Data items
— begin —

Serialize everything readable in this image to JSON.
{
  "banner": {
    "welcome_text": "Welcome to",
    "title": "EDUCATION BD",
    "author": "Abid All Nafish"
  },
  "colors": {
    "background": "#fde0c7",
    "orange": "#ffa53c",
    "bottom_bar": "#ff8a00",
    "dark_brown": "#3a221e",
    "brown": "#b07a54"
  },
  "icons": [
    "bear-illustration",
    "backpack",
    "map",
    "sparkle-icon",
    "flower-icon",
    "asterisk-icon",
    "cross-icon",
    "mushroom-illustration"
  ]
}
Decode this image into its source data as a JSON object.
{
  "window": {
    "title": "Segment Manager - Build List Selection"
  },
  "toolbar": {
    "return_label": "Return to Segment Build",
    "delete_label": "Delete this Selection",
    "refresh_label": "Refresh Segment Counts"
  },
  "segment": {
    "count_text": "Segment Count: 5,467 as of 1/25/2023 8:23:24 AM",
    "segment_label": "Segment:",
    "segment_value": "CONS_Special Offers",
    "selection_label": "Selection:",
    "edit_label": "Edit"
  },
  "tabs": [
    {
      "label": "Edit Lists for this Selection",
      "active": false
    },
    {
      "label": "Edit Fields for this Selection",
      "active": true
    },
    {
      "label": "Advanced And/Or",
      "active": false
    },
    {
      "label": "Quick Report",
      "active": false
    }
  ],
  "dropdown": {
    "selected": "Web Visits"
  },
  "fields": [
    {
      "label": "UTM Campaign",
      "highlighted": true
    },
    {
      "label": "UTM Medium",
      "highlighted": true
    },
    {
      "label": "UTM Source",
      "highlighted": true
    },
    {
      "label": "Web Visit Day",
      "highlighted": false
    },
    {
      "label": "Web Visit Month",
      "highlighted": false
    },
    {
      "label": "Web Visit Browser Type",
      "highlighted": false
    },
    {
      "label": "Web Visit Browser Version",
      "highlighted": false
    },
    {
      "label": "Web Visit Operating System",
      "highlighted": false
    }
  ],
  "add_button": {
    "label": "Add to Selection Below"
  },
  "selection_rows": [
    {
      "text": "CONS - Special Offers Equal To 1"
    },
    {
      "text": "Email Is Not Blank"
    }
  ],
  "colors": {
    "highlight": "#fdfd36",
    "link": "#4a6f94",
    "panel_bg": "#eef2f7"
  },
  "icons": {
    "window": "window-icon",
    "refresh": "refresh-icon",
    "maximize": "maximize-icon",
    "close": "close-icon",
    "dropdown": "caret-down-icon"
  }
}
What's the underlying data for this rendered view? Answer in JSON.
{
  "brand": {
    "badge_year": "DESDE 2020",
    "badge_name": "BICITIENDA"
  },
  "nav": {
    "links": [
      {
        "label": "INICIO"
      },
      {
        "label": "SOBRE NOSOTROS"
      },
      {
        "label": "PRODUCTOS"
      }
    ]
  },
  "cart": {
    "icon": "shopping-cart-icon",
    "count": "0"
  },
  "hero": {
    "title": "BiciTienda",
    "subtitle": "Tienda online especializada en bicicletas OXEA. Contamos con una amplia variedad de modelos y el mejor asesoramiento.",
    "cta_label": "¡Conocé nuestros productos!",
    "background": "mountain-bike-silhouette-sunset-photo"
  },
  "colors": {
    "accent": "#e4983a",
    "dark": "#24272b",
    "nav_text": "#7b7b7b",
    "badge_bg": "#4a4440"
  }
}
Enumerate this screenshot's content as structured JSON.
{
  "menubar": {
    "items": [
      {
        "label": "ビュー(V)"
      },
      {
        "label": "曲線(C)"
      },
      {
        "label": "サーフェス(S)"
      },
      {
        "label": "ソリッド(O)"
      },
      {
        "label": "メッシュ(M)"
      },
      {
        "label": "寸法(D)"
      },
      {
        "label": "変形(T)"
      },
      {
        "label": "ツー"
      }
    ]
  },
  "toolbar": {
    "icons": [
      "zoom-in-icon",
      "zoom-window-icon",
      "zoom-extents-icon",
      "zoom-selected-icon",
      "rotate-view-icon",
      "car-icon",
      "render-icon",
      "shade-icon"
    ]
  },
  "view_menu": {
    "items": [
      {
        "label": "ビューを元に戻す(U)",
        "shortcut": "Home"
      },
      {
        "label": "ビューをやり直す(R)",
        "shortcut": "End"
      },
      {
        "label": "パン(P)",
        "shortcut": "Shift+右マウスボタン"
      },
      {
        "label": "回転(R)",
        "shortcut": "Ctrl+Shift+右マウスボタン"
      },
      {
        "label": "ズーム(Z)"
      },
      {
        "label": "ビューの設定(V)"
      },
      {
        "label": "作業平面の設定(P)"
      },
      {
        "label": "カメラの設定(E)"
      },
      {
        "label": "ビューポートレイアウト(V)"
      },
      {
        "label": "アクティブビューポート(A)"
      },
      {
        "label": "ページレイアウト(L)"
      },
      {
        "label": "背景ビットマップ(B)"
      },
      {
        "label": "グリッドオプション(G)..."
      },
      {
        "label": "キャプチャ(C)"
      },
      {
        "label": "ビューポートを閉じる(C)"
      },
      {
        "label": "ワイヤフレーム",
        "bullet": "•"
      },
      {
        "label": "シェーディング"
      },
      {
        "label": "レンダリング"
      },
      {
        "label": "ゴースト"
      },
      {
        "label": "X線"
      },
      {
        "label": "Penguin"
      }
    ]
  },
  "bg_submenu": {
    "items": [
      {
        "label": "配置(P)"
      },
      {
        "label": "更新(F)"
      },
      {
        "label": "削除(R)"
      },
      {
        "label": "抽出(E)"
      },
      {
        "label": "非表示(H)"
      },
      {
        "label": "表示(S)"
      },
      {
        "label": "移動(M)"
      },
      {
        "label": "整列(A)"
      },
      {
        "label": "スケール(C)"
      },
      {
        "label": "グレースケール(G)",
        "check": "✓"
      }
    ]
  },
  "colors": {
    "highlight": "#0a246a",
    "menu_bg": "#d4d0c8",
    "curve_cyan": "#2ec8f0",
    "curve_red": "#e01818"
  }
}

— end —

Find the lines above that include the string "window" and copy them.

  "window": {
    "window": "window-icon",
      "zoom-window-icon",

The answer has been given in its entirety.